Filter the records below for the word "screenshot". Copy each line that holds it.

────────────────

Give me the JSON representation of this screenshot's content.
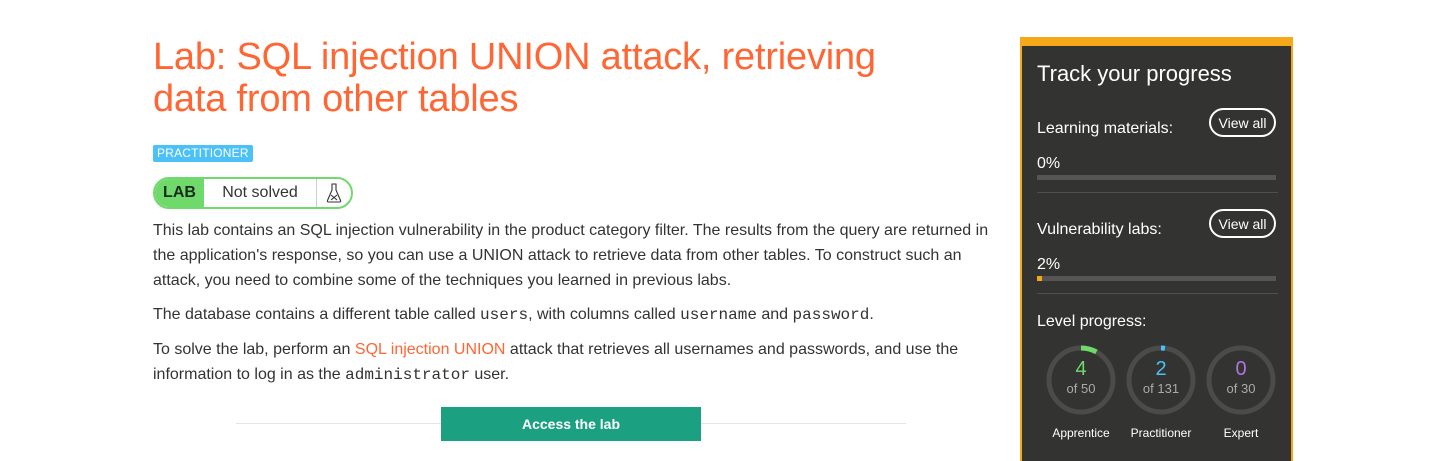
{
  "lab": {
    "title_line1": "Lab: SQL injection UNION attack, retrieving",
    "title_line2": "data from other tables",
    "level_badge": "PRACTITIONER",
    "status_tag": "LAB",
    "status_text": "Not solved",
    "status_icon": "flask-icon"
  },
  "description": {
    "p1": "This lab contains an SQL injection vulnerability in the product category filter. The results from the query are returned in the application's response, so you can use a UNION attack to retrieve data from other tables. To construct such an attack, you need to combine some of the techniques you learned in previous labs.",
    "p2_before": "The database contains a different table called ",
    "p2_code1": "users",
    "p2_mid": ", with columns called ",
    "p2_code2": "username",
    "p2_and": " and ",
    "p2_code3": "password",
    "p2_end": ".",
    "p3_before": "To solve the lab, perform an ",
    "p3_link": "SQL injection UNION",
    "p3_mid": " attack that retrieves all usernames and passwords, and use the information to log in as the ",
    "p3_code": "administrator",
    "p3_end": " user."
  },
  "access_button": "Access the lab",
  "progress": {
    "title": "Track your progress",
    "learning": {
      "label": "Learning materials:",
      "view_all": "View all",
      "percent": "0%",
      "value": 0
    },
    "vuln": {
      "label": "Vulnerability labs:",
      "view_all": "View all",
      "percent": "2%",
      "value": 0.02
    },
    "level_label": "Level progress:",
    "levels": [
      {
        "count": "4",
        "total": "of 50",
        "name": "Apprentice",
        "color": "#70d96b",
        "fraction": 0.08
      },
      {
        "count": "2",
        "total": "of 131",
        "name": "Practitioner",
        "color": "#4cc1f7",
        "fraction": 0.015
      },
      {
        "count": "0",
        "total": "of 30",
        "name": "Expert",
        "color": "#b374e0",
        "fraction": 0
      }
    ]
  },
  "colors": {
    "accent": "#ff6633",
    "sidebar_border": "#f6a819",
    "button_green": "#1ba181",
    "lab_green": "#70d96b"
  }
}
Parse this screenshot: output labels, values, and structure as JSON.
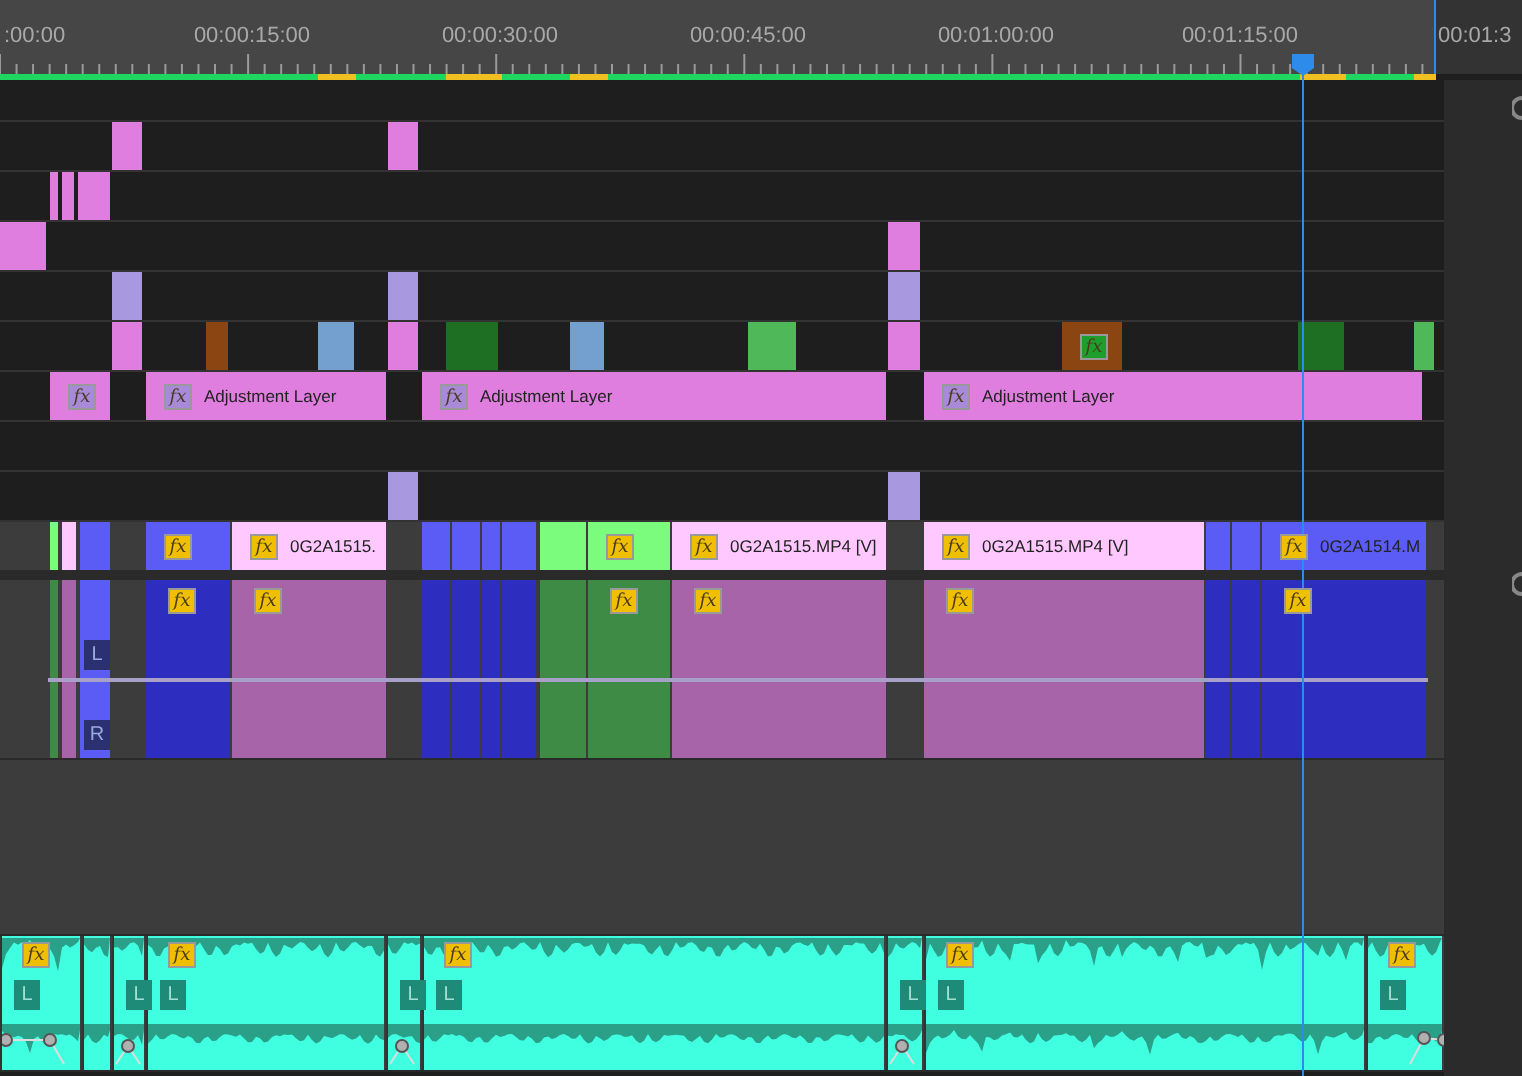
{
  "ruler": {
    "labels": [
      ":00:00",
      "00:00:15:00",
      "00:00:30:00",
      "00:00:45:00",
      "00:01:00:00",
      "00:01:15:00",
      "00:01:3"
    ]
  },
  "tracks": [
    {
      "kind": "video",
      "clips": [
        {
          "color": "#e07ee0"
        },
        {
          "color": "#e07ee0"
        }
      ]
    },
    {
      "kind": "video",
      "clips": [
        {
          "color": "#e07ee0"
        },
        {
          "color": "#e07ee0"
        },
        {
          "color": "#e07ee0"
        }
      ]
    },
    {
      "kind": "video",
      "clips": [
        {
          "color": "#e07ee0"
        },
        {
          "color": "#e07ee0"
        }
      ]
    },
    {
      "kind": "video",
      "clips": [
        {
          "color": "#a898e0"
        },
        {
          "color": "#a898e0"
        },
        {
          "color": "#a898e0"
        }
      ]
    },
    {
      "kind": "video",
      "clips": [
        {
          "color": "#e07ee0"
        },
        {
          "color": "#8b4513"
        },
        {
          "color": "#74a0d0"
        },
        {
          "color": "#e07ee0"
        },
        {
          "color": "#1e6e23"
        },
        {
          "color": "#74a0d0"
        },
        {
          "color": "#4fb95a"
        },
        {
          "color": "#e07ee0"
        },
        {
          "color": "#8b4513",
          "badge": {
            "text": "fx",
            "color": "#1e9e2a"
          }
        },
        {
          "color": "#1e6e23"
        },
        {
          "color": "#4fb95a"
        }
      ]
    },
    {
      "kind": "video",
      "clips": [
        {
          "color": "#e07ee0",
          "badge": {
            "text": "fx",
            "color": "#a88ad8"
          }
        },
        {
          "color": "#e07ee0",
          "badge": {
            "text": "fx",
            "color": "#a88ad8"
          },
          "label": "Adjustment Layer"
        },
        {
          "color": "#e07ee0",
          "badge": {
            "text": "fx",
            "color": "#a88ad8"
          },
          "label": "Adjustment Layer"
        },
        {
          "color": "#e07ee0",
          "badge": {
            "text": "fx",
            "color": "#a88ad8"
          },
          "label": "Adjustment Layer"
        }
      ]
    },
    {
      "kind": "video",
      "clips": [
        {
          "color": "#a898e0"
        },
        {
          "color": "#a898e0"
        }
      ]
    },
    {
      "kind": "video",
      "clips": [
        {
          "color": "#7cfc7c"
        },
        {
          "color": "#ffc8ff"
        },
        {
          "color": "#5b5bf5"
        },
        {
          "color": "#5b5bf5",
          "badge": {
            "text": "fx",
            "color": "#f0c000"
          }
        },
        {
          "color": "#ffc8ff",
          "badge": {
            "text": "fx",
            "color": "#f0c000"
          },
          "label": "0G2A1515."
        },
        {
          "color": "#5b5bf5"
        },
        {
          "color": "#5b5bf5"
        },
        {
          "color": "#5b5bf5"
        },
        {
          "color": "#5b5bf5"
        },
        {
          "color": "#7cfc7c"
        },
        {
          "color": "#7cfc7c",
          "badge": {
            "text": "fx",
            "color": "#f0c000"
          }
        },
        {
          "color": "#ffc8ff",
          "badge": {
            "text": "fx",
            "color": "#f0c000"
          },
          "label": "0G2A1515.MP4 [V]"
        },
        {
          "color": "#ffc8ff",
          "badge": {
            "text": "fx",
            "color": "#f0c000"
          },
          "label": "0G2A1515.MP4 [V]"
        },
        {
          "color": "#5b5bf5"
        },
        {
          "color": "#5b5bf5"
        },
        {
          "color": "#5b5bf5",
          "badge": {
            "text": "fx",
            "color": "#f0c000"
          },
          "label": "0G2A1514.M"
        }
      ]
    },
    {
      "kind": "stereo",
      "clips": [
        {
          "color": "#3d8b45"
        },
        {
          "color": "#a864a8"
        },
        {
          "color": "#5b5bf5",
          "channels": [
            "L",
            "R"
          ]
        },
        {
          "color": "#2d2dc0",
          "badge": {
            "text": "fx",
            "color": "#f0c000"
          }
        },
        {
          "color": "#a864a8",
          "badge": {
            "text": "fx",
            "color": "#f0c000"
          }
        },
        {
          "color": "#2d2dc0"
        },
        {
          "color": "#2d2dc0"
        },
        {
          "color": "#2d2dc0"
        },
        {
          "color": "#2d2dc0"
        },
        {
          "color": "#3d8b45"
        },
        {
          "color": "#3d8b45",
          "badge": {
            "text": "fx",
            "color": "#f0c000"
          }
        },
        {
          "color": "#a864a8",
          "badge": {
            "text": "fx",
            "color": "#f0c000"
          }
        },
        {
          "color": "#a864a8",
          "badge": {
            "text": "fx",
            "color": "#f0c000"
          }
        },
        {
          "color": "#2d2dc0"
        },
        {
          "color": "#2d2dc0"
        },
        {
          "color": "#2d2dc0",
          "badge": {
            "text": "fx",
            "color": "#f0c000"
          }
        }
      ]
    },
    {
      "kind": "mono",
      "clips": [
        {
          "color": "#40ffe0",
          "badge": {
            "text": "fx",
            "color": "#f0c000"
          },
          "channels": [
            "L"
          ]
        },
        {
          "color": "#40ffe0"
        },
        {
          "color": "#40ffe0",
          "channels": [
            "L"
          ]
        },
        {
          "color": "#40ffe0",
          "badge": {
            "text": "fx",
            "color": "#f0c000"
          },
          "channels": [
            "L"
          ]
        },
        {
          "color": "#40ffe0",
          "channels": [
            "L"
          ]
        },
        {
          "color": "#40ffe0",
          "badge": {
            "text": "fx",
            "color": "#f0c000"
          },
          "channels": [
            "L"
          ]
        },
        {
          "color": "#40ffe0",
          "channels": [
            "L"
          ]
        },
        {
          "color": "#40ffe0",
          "badge": {
            "text": "fx",
            "color": "#f0c000"
          },
          "channels": [
            "L"
          ]
        },
        {
          "color": "#40ffe0",
          "badge": {
            "text": "fx",
            "color": "#f0c000"
          },
          "channels": [
            "L"
          ]
        }
      ]
    }
  ]
}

────────────────

- [Complete output]:
Give me the JSON representation of this screenshot's content.
Parse this screenshot: output labels, values, and structure as JSON.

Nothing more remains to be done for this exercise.